## ВАШЕ ЗАДАНИЕ:
Перепишите часть отрывка, которая начинается со слов «Приехал царь с» и заканчивается словами «газеты совсем прекратить.», заменив в ней «Дрентельн» на «Дондуков-Корсаков».

## ВЫБРАННЫЙ ОТРЫВОК:
■ ■ ■ ■ ■ ■ ■

Приехал царь с царицею, и, вместо приветствия, каким должен был блеснуть «Киевский Вестник» наравне с «Киевлянином», в нем появилась статья моя, в которой я подвел итог, во что обходится жителям бедных кварталов и пригородов, обязанных участвовать в расходах на иллюминацию, августейшее посещение. Названы были точные цифры, взятые из отчета Городской Думы. Генерал-губернатор Дрентельн [99] позвал меня, затопал ногами, пригрозил выслать из города. Но ограничилось все домашним арестом. Это — по отношению ко мне, а на редактора Рокотова Дрентельн нагнал такой страх, что признано было необходимым издание газеты совсем прекратить.
99
Александр Романович Дрентельн (1820–1888) — генерал от инфантерии, генерал-адъютант, являлся киевским генерал-губернатором в 1881–1888 г.; в 1870–1871 гг. он командовал дивизией, 26 апреля 1872 г. назначен на должность командующего Киевским военным округом. В описываемое время киевским генерал-губернатором был А. М. Дондуков-Корсаков (1869–1878).
Я очутился на бобах.
Вера Петровна, приехавшая за мною в Киев, узнала о моем материальном и литературном крахе. Я подчеркнул ей это.

■ ■ ■ ■ ■ ■ ■

Исходные строки:

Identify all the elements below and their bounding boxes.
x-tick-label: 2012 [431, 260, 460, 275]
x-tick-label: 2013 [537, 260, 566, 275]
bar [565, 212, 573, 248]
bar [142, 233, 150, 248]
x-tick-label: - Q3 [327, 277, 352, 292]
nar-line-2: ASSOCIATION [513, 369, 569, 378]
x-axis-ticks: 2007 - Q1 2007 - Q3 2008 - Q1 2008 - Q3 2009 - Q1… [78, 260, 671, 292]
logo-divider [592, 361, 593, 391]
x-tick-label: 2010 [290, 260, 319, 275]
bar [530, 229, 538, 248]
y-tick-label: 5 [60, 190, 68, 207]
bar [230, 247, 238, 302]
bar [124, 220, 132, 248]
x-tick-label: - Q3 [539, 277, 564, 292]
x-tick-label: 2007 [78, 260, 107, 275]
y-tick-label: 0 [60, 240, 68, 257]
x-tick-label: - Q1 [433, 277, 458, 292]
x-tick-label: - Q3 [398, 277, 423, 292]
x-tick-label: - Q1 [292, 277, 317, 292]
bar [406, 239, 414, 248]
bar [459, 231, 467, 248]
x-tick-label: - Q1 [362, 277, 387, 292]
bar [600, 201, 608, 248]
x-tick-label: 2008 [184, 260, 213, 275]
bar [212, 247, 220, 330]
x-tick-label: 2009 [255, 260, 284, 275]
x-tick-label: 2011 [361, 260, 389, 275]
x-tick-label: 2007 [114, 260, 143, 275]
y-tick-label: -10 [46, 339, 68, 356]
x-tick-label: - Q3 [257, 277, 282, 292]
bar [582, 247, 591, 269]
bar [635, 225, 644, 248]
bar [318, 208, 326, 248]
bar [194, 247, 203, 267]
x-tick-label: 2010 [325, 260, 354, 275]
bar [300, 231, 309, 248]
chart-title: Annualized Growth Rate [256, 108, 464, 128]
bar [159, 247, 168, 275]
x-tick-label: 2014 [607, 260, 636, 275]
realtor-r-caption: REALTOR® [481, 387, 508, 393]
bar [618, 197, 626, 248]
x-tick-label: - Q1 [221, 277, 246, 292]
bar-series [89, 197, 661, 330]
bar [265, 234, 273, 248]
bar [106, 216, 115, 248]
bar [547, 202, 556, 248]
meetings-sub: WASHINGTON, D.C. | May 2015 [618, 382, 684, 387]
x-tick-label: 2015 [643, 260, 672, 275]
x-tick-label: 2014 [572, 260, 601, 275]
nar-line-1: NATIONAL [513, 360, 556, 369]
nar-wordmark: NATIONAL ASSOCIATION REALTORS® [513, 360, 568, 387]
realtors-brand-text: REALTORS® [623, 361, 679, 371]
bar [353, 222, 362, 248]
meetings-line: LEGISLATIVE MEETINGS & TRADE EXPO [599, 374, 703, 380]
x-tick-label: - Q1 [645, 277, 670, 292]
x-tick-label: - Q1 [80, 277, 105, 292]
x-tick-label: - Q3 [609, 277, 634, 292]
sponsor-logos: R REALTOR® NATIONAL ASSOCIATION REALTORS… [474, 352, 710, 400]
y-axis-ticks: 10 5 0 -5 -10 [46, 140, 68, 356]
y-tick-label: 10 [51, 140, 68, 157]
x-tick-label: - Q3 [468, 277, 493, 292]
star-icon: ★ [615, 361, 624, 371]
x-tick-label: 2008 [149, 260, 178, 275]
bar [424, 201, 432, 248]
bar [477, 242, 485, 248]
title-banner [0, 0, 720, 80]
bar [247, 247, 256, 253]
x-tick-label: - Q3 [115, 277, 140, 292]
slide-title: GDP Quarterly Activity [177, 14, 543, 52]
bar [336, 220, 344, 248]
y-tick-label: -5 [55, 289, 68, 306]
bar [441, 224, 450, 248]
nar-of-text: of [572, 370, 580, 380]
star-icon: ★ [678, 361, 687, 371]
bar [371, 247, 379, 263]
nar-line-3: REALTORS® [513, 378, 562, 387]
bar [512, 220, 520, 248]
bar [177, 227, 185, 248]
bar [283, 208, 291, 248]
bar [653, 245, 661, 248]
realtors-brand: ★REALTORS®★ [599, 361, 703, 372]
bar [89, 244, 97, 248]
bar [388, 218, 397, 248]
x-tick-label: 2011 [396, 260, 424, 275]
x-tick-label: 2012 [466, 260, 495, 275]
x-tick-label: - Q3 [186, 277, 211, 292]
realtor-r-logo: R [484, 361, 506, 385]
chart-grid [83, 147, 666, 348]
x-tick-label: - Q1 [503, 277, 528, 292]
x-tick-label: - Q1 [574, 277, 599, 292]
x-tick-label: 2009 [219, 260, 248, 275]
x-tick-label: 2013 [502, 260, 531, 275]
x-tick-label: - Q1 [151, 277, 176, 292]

■ ■ ■ ■ ■ ■ ■

## ОТВЕТ:
Приехал царь с царицею, и, вместо приветствия, каким должен был блеснуть «Киевский Вестник» наравне с «Киевлянином», в нем появилась статья моя, в которой я подвел итог, во что обходится жителям бедных кварталов и пригородов, обязанных участвовать в расходах на иллюминацию, августейшее посещение. Названы были точные цифры, взятые из отчета Городской Думы. Генерал-губернатор Дондуков-Корсаков [99] позвал меня, затопал ногами, пригрозил выслать из города. Но ограничилось все домашним арестом. Это — по отношению ко мне, а на редактора Рокотова Дондуков-Корсаков нагнал такой страх, что признано было необходимым издание газеты совсем прекратить.